• Provided material:

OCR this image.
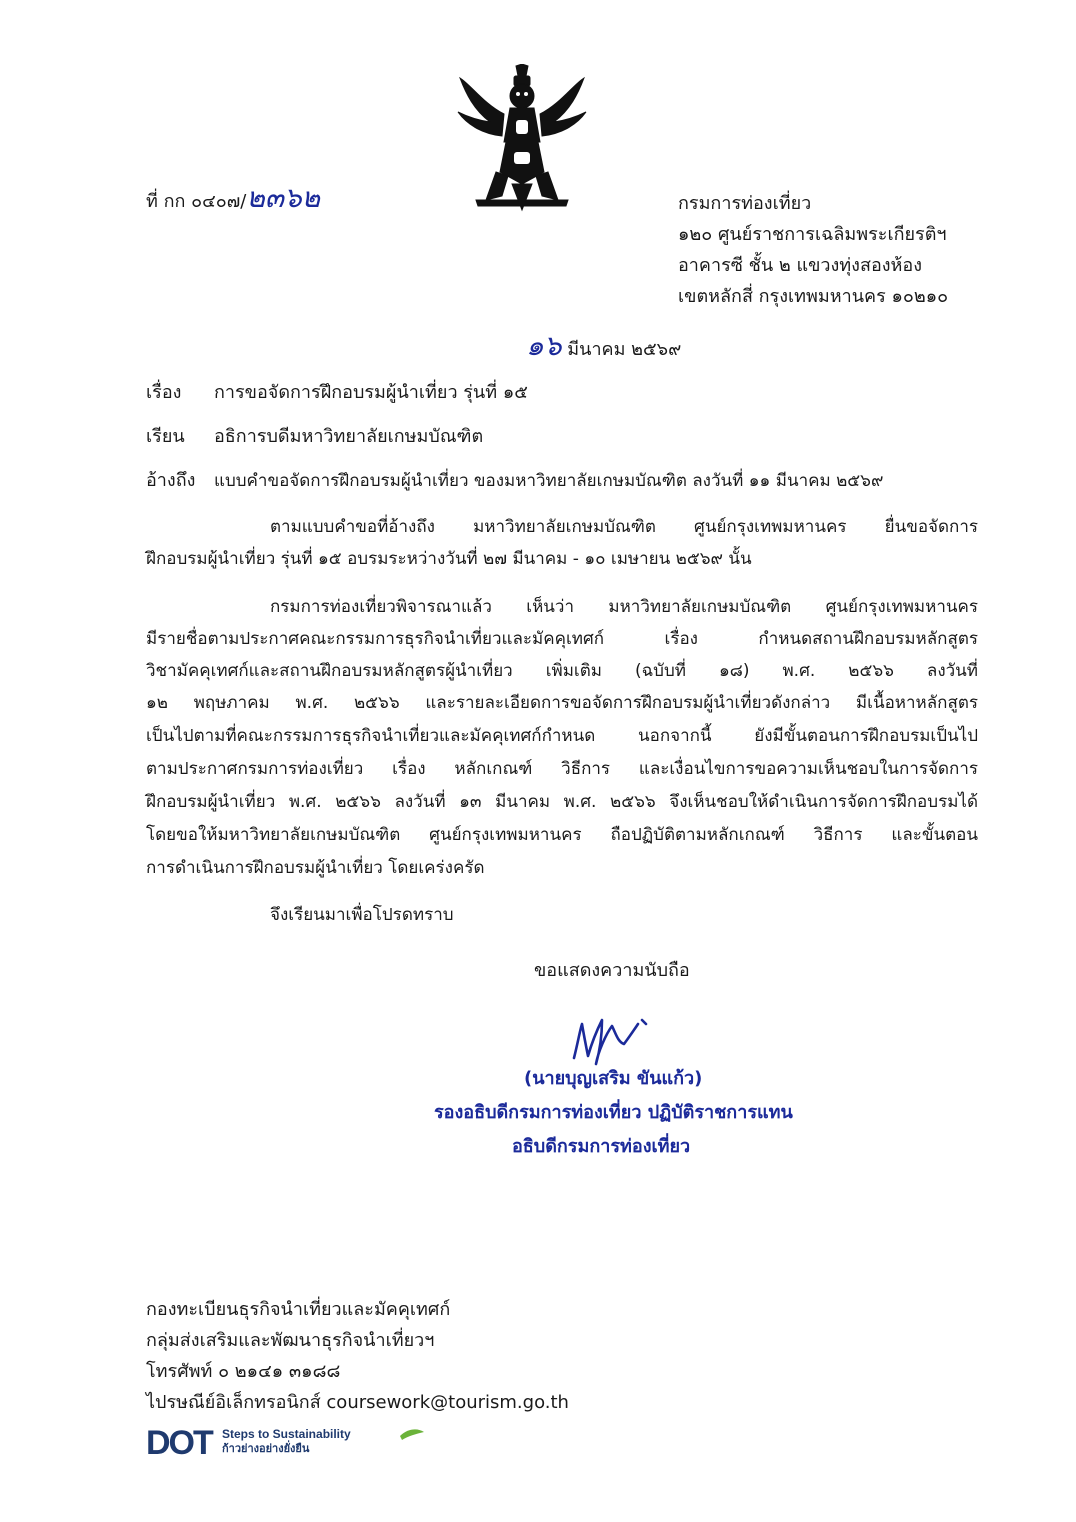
ที่ กก ๐๔๐๗/๒๓๖๒	กรมการท่องเที่ยว
๑๒๐ ศูนย์ราชการเฉลิมพระเกียรติฯ
อาคารซี ชั้น ๒ แขวงทุ่งสองห้อง
เขตหลักสี่ กรุงเทพมหานคร ๑๐๒๑๐
๑๖ มีนาคม ๒๕๖๙
เรื่อง การขอจัดการฝึกอบรมผู้นำเที่ยว รุ่นที่ ๑๕
เรียน อธิการบดีมหาวิทยาลัยเกษมบัณฑิต
อ้างถึง แบบคำขอจัดการฝึกอบรมผู้นำเที่ยว ของมหาวิทยาลัยเกษมบัณฑิต ลงวันที่ ๑๑ มีนาคม ๒๕๖๙
ตามแบบคำขอที่อ้างถึง มหาวิทยาลัยเกษมบัณฑิต ศูนย์กรุงเทพมหานคร ยื่นขอจัดการ
ฝึกอบรมผู้นำเที่ยว รุ่นที่ ๑๕ อบรมระหว่างวันที่ ๒๗ มีนาคม - ๑๐ เมษายน ๒๕๖๙ นั้น
กรมการท่องเที่ยวพิจารณาแล้ว เห็นว่า มหาวิทยาลัยเกษมบัณฑิต ศูนย์กรุงเทพมหานคร
มีรายชื่อตามประกาศคณะกรรมการธุรกิจนำเที่ยวและมัคคุเทศก์ เรื่อง กำหนดสถานฝึกอบรมหลักสูตร
วิชามัคคุเทศก์และสถานฝึกอบรมหลักสูตรผู้นำเที่ยว เพิ่มเติม (ฉบับที่ ๑๘) พ.ศ. ๒๕๖๖ ลงวันที่
๑๒ พฤษภาคม พ.ศ. ๒๕๖๖ และรายละเอียดการขอจัดการฝึกอบรมผู้นำเที่ยวดังกล่าว มีเนื้อหาหลักสูตร
เป็นไปตามที่คณะกรรมการธุรกิจนำเที่ยวและมัคคุเทศก์กำหนด นอกจากนี้ ยังมีขั้นตอนการฝึกอบรมเป็นไป
ตามประกาศกรมการท่องเที่ยว เรื่อง หลักเกณฑ์ วิธีการ และเงื่อนไขการขอความเห็นชอบในการจัดการ
ฝึกอบรมผู้นำเที่ยว พ.ศ. ๒๕๖๖ ลงวันที่ ๑๓ มีนาคม พ.ศ. ๒๕๖๖ จึงเห็นชอบให้ดำเนินการจัดการฝึกอบรมได้
โดยขอให้มหาวิทยาลัยเกษมบัณฑิต ศูนย์กรุงเทพมหานคร ถือปฏิบัติตามหลักเกณฑ์ วิธีการ และขั้นตอน
การดำเนินการฝึกอบรมผู้นำเที่ยว โดยเคร่งครัด
จึงเรียนมาเพื่อโปรดทราบ
ขอแสดงความนับถือ
(นายบุญเสริม ขันแก้ว)
รองอธิบดีกรมการท่องเที่ยว ปฏิบัติราชการแทน
อธิบดีกรมการท่องเที่ยว
กองทะเบียนธุรกิจนำเที่ยวและมัคคุเทศก์
กลุ่มส่งเสริมและพัฒนาธุรกิจนำเที่ยวฯ
โทรศัพท์ ๐ ๒๑๔๑ ๓๑๘๘
ไปรษณีย์อิเล็กทรอนิกส์ coursework@tourism.go.th
DOT Steps to Sustainability
ก้าวย่างอย่างยั่งยืน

• Given exercise: From the listing above, find the number of lines with the word "กเกณฑ" in them. Answer with the number only.

• Correct response: 2